## TASK OBJECTIVE
Answer these questions using the passage on tabloid television:
1. Besides the United States, which countries does the passage name as having tabloid television shows?
2. Who wrote the book Tabloid Television?
3. What collective name was given to the 2001 series of reports about shark attacks?

Tabloid television, also known as teletabloid, is a form of tabloid journalism. Tabloid television news broadcasting usually incorporate flashy graphics and sensationalized stories. Often, there is a heavy emphasis on crime and celebrity news.

Global perspective
The United States is not the only media market with this genre of broadcasting. Australia, New Zealand, United Kingdom and France all have tabloid television show that reflects this same down-market, sensationalist style of journalism and entertainment. People such as Rupert Murdoch also came out of this genre.

In his book Tabloid Television, John Langer argues that this type of "other news" is as equally important as the "hard news".

Examples of tabloid television
Popular shows of this type includes Hard Copy and A Current Affair.

A commonly cited example of tabloid television run amok is a series of reports in 2001 collectively dubbed the Summer of the Shark, focusing on a supposed epidemic of shark attacks after one highly publicized attack on an 8-year-old boy. In reality, there were fewer than average shark attacks that year.

## INFORMATION SUPPLIED
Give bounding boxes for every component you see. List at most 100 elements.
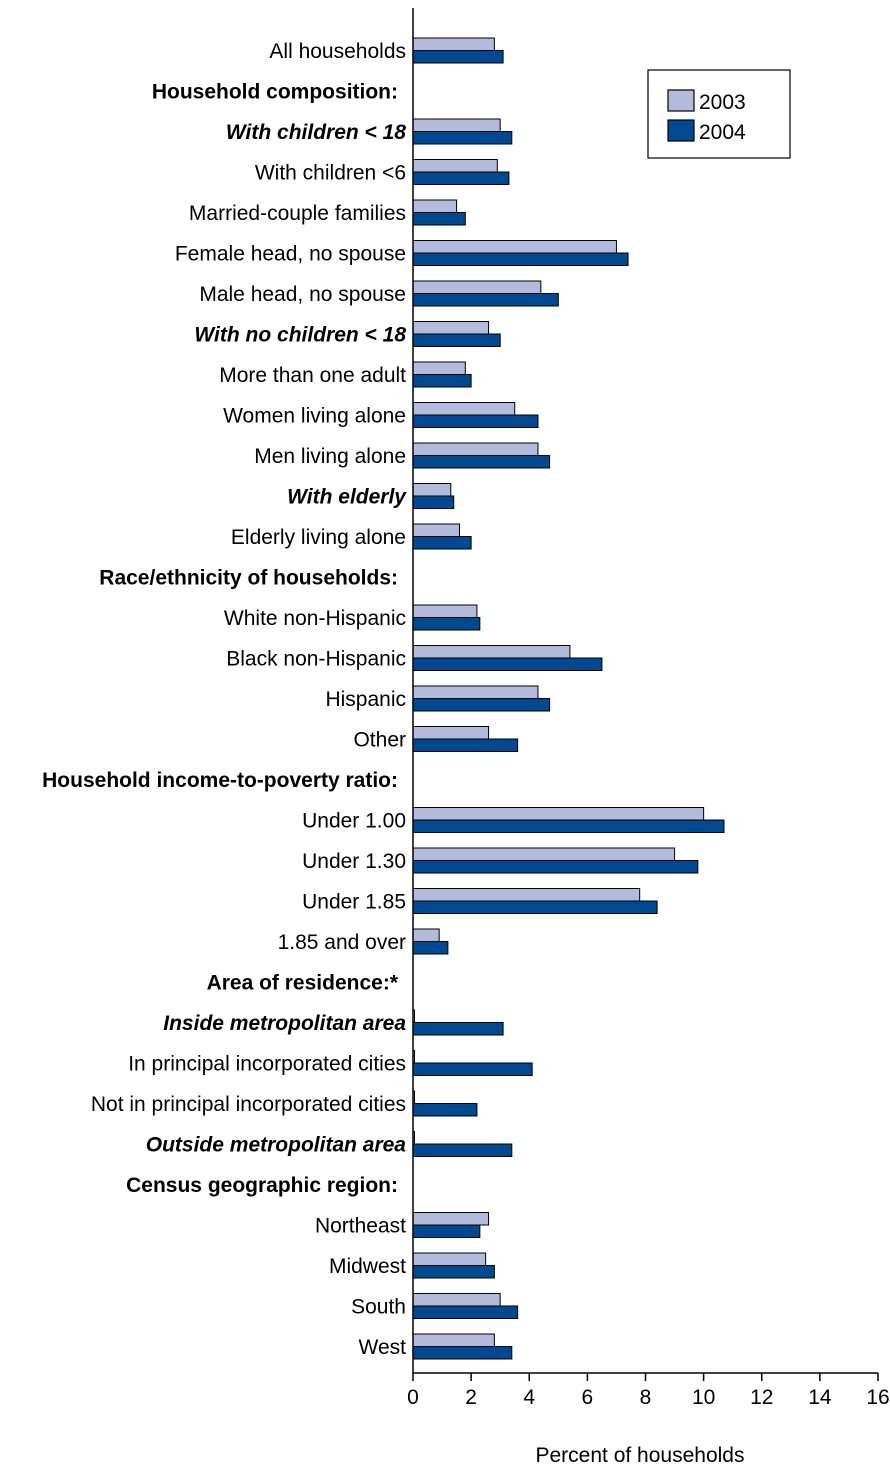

## FINAL RESULT
1. Australia, New Zealand, the United Kingdom and France.
2. John Langer.
3. The Summer of the Shark.